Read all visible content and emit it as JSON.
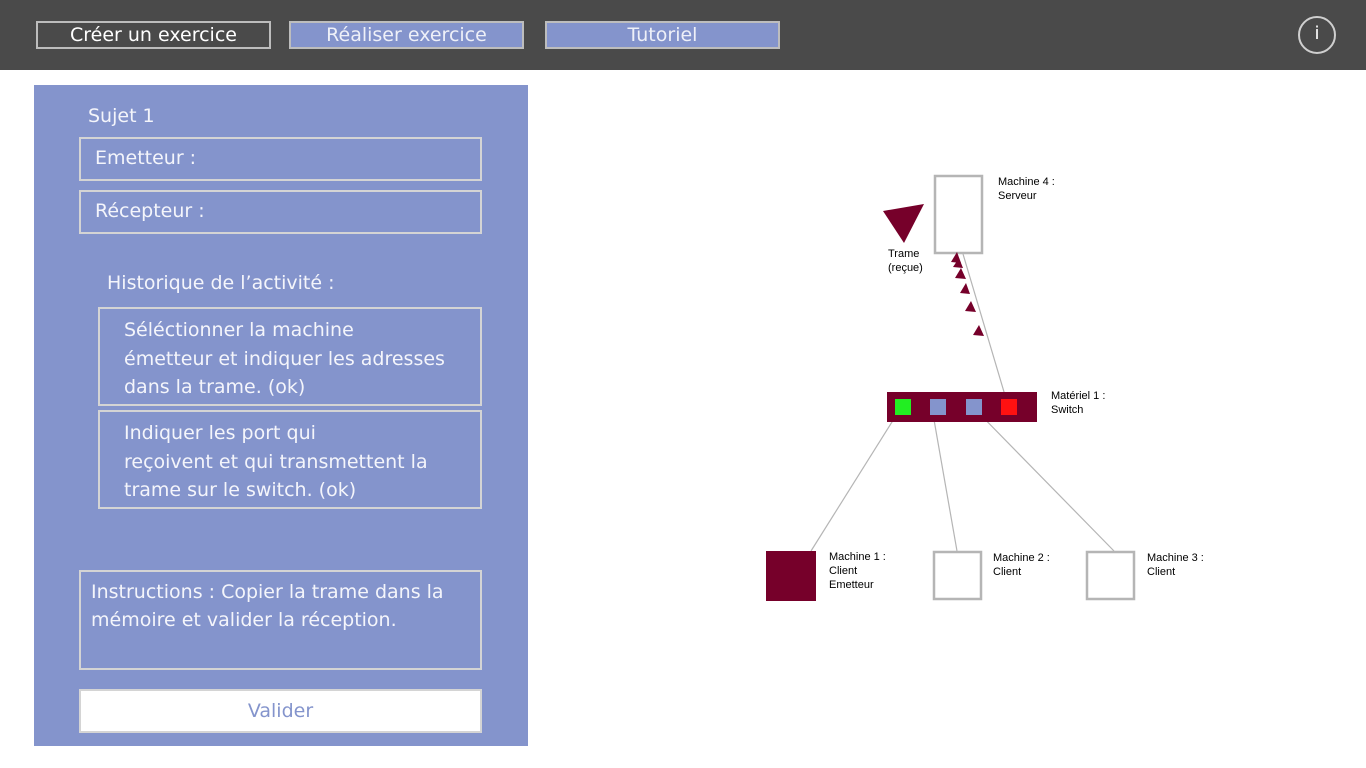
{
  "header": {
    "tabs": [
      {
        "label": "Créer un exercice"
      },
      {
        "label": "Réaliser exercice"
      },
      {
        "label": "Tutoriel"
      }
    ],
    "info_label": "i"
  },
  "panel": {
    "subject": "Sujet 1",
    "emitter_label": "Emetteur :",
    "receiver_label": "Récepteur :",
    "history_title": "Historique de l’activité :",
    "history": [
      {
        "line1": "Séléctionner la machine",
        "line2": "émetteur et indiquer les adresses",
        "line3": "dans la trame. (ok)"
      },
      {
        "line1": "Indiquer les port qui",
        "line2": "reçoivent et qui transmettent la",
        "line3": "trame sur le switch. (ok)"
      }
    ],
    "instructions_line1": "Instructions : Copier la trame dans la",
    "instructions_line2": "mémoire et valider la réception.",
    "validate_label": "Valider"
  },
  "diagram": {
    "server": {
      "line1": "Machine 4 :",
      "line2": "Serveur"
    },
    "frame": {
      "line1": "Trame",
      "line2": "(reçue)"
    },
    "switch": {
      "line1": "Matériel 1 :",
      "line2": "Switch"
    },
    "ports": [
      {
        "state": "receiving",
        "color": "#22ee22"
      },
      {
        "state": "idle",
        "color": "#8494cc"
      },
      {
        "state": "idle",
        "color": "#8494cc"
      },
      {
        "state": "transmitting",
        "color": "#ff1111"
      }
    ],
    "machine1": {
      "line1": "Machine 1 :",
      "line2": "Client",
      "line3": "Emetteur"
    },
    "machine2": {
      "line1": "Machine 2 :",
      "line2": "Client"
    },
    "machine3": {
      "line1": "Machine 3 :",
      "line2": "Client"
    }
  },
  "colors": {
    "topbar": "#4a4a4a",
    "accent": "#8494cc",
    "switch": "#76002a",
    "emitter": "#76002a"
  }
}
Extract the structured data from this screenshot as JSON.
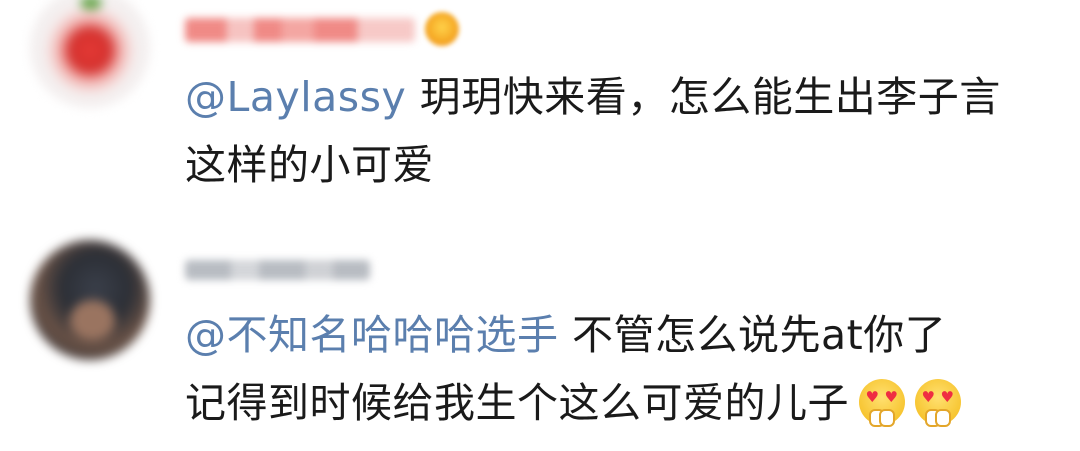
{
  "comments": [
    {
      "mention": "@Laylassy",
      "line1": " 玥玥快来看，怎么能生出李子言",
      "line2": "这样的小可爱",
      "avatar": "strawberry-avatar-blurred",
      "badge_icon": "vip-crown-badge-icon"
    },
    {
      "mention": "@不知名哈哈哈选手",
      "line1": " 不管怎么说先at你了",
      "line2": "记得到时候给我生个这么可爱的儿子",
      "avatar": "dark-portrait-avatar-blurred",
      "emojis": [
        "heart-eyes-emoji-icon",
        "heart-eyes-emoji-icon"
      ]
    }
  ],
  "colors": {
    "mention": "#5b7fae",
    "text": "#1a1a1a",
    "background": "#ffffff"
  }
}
━━━
Request.
Copy the lines starting at the line that contains "Extract the structured" and running to the final line of the entries, inclusive; omit all pictures.

Result of this exercise.
Extract the structured data from this screenshot as JSON.
{
  "comments": [
    {
      "mention": "@Laylassy",
      "line1": " 玥玥快来看，怎么能生出李子言",
      "line2": "这样的小可爱",
      "avatar": "strawberry-avatar-blurred",
      "badge_icon": "vip-crown-badge-icon"
    },
    {
      "mention": "@不知名哈哈哈选手",
      "line1": " 不管怎么说先at你了",
      "line2": "记得到时候给我生个这么可爱的儿子",
      "avatar": "dark-portrait-avatar-blurred",
      "emojis": [
        "heart-eyes-emoji-icon",
        "heart-eyes-emoji-icon"
      ]
    }
  ],
  "colors": {
    "mention": "#5b7fae",
    "text": "#1a1a1a",
    "background": "#ffffff"
  }
}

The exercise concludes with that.